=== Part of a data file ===

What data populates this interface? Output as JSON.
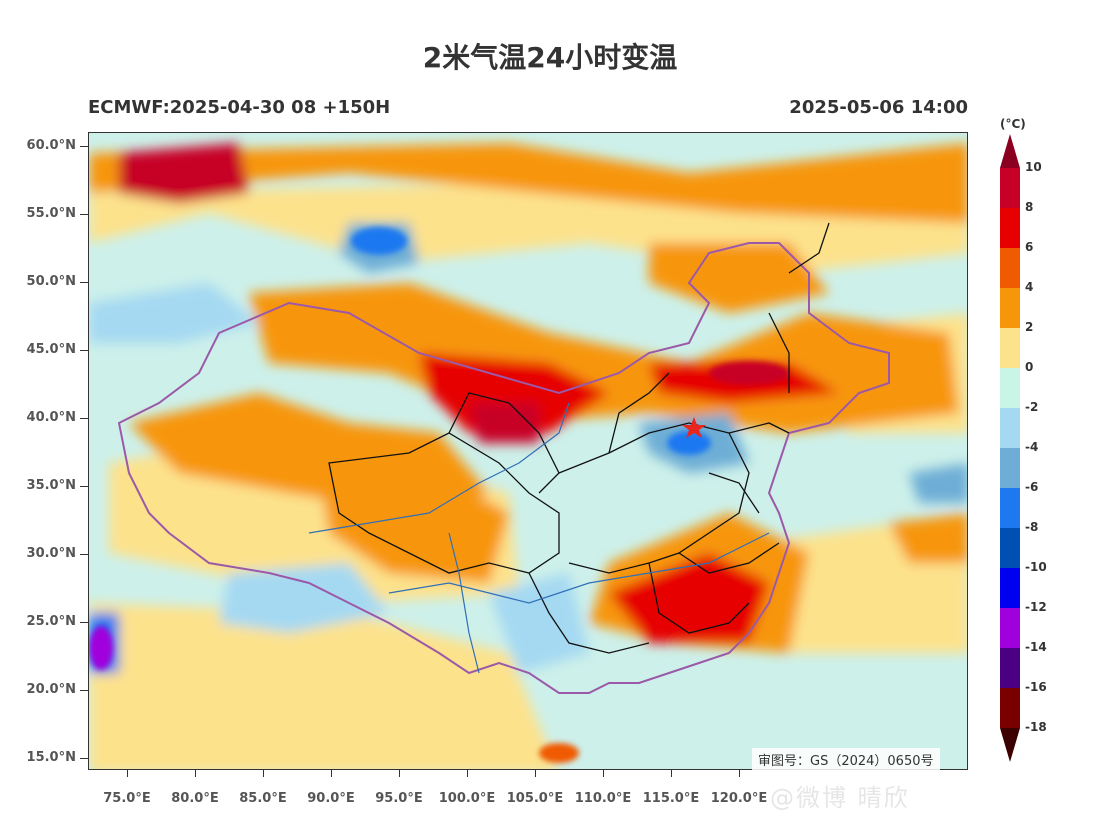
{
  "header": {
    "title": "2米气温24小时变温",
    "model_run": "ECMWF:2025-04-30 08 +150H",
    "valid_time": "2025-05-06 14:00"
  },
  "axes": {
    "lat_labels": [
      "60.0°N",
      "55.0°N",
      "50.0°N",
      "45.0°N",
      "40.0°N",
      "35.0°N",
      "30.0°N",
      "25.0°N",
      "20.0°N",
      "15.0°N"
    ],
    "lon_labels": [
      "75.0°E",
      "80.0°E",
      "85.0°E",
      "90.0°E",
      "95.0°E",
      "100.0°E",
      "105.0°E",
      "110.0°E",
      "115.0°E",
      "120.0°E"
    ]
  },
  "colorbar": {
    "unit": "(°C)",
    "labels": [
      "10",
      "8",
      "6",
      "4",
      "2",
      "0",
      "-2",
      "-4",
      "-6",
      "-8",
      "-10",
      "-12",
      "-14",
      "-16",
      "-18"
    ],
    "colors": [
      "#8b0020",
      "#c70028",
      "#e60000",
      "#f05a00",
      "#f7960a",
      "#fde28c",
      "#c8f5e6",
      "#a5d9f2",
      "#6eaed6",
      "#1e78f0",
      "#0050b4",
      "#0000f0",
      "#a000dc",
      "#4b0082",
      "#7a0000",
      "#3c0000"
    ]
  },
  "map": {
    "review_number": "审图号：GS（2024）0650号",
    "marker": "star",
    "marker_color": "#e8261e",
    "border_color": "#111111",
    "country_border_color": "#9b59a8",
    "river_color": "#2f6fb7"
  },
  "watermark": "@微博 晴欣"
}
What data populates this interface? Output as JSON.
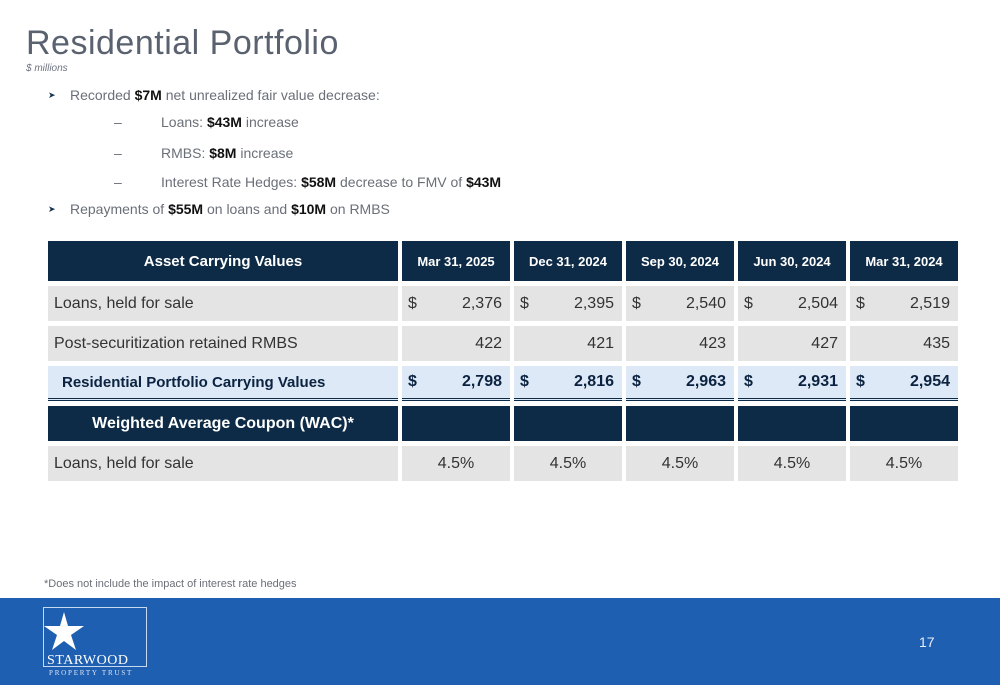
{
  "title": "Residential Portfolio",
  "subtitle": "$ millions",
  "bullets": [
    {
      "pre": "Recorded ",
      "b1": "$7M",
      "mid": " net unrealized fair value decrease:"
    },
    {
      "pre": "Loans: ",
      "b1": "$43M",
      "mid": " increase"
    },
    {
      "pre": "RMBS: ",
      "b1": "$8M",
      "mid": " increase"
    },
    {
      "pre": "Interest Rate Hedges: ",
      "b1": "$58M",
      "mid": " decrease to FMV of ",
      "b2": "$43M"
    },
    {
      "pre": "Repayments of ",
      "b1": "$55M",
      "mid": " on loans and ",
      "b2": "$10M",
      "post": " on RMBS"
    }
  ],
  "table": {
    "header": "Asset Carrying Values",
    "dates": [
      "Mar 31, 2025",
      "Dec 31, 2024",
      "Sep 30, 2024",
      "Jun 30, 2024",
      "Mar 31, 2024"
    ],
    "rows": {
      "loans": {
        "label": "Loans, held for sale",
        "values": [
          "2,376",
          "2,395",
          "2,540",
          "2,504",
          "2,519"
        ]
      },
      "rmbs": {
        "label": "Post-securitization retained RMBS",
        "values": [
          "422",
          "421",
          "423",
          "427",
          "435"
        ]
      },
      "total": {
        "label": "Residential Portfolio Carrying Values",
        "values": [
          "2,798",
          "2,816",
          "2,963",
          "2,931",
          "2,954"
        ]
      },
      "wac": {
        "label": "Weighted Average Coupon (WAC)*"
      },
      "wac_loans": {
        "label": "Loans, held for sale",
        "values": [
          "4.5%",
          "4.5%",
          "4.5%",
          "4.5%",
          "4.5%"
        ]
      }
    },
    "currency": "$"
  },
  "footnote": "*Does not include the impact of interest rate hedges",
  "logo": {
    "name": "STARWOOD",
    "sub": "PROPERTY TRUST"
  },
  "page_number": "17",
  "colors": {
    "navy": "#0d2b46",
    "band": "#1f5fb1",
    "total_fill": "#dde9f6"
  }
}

=== What you are asked to do ===
Restate the records word for word, omitting images.

=== Exercise response ===
What data populates this interface? Output as JSON.
{
  "header": {
    "title": "2米气温24小时变温",
    "model_run": "ECMWF:2025-04-30 08 +150H",
    "valid_time": "2025-05-06 14:00"
  },
  "axes": {
    "lat_labels": [
      "60.0°N",
      "55.0°N",
      "50.0°N",
      "45.0°N",
      "40.0°N",
      "35.0°N",
      "30.0°N",
      "25.0°N",
      "20.0°N",
      "15.0°N"
    ],
    "lon_labels": [
      "75.0°E",
      "80.0°E",
      "85.0°E",
      "90.0°E",
      "95.0°E",
      "100.0°E",
      "105.0°E",
      "110.0°E",
      "115.0°E",
      "120.0°E"
    ]
  },
  "colorbar": {
    "unit": "(°C)",
    "labels": [
      "10",
      "8",
      "6",
      "4",
      "2",
      "0",
      "-2",
      "-4",
      "-6",
      "-8",
      "-10",
      "-12",
      "-14",
      "-16",
      "-18"
    ],
    "colors": [
      "#8b0020",
      "#c70028",
      "#e60000",
      "#f05a00",
      "#f7960a",
      "#fde28c",
      "#c8f5e6",
      "#a5d9f2",
      "#6eaed6",
      "#1e78f0",
      "#0050b4",
      "#0000f0",
      "#a000dc",
      "#4b0082",
      "#7a0000",
      "#3c0000"
    ]
  },
  "map": {
    "review_number": "审图号：GS（2024）0650号",
    "marker": "star",
    "marker_color": "#e8261e",
    "border_color": "#111111",
    "country_border_color": "#9b59a8",
    "river_color": "#2f6fb7"
  },
  "watermark": "@微博 晴欣"
}
What data populates this interface? Output as JSON.
{
  "title": "Residential Portfolio",
  "subtitle": "$ millions",
  "bullets": [
    {
      "pre": "Recorded ",
      "b1": "$7M",
      "mid": " net unrealized fair value decrease:"
    },
    {
      "pre": "Loans: ",
      "b1": "$43M",
      "mid": " increase"
    },
    {
      "pre": "RMBS: ",
      "b1": "$8M",
      "mid": " increase"
    },
    {
      "pre": "Interest Rate Hedges: ",
      "b1": "$58M",
      "mid": " decrease to FMV of ",
      "b2": "$43M"
    },
    {
      "pre": "Repayments of ",
      "b1": "$55M",
      "mid": " on loans and ",
      "b2": "$10M",
      "post": " on RMBS"
    }
  ],
  "table": {
    "header": "Asset Carrying Values",
    "dates": [
      "Mar 31, 2025",
      "Dec 31, 2024",
      "Sep 30, 2024",
      "Jun 30, 2024",
      "Mar 31, 2024"
    ],
    "rows": {
      "loans": {
        "label": "Loans, held for sale",
        "values": [
          "2,376",
          "2,395",
          "2,540",
          "2,504",
          "2,519"
        ]
      },
      "rmbs": {
        "label": "Post-securitization retained RMBS",
        "values": [
          "422",
          "421",
          "423",
          "427",
          "435"
        ]
      },
      "total": {
        "label": "Residential Portfolio Carrying Values",
        "values": [
          "2,798",
          "2,816",
          "2,963",
          "2,931",
          "2,954"
        ]
      },
      "wac": {
        "label": "Weighted Average Coupon (WAC)*"
      },
      "wac_loans": {
        "label": "Loans, held for sale",
        "values": [
          "4.5%",
          "4.5%",
          "4.5%",
          "4.5%",
          "4.5%"
        ]
      }
    },
    "currency": "$"
  },
  "footnote": "*Does not include the impact of interest rate hedges",
  "logo": {
    "name": "STARWOOD",
    "sub": "PROPERTY TRUST"
  },
  "page_number": "17",
  "colors": {
    "navy": "#0d2b46",
    "band": "#1f5fb1",
    "total_fill": "#dde9f6"
  }
}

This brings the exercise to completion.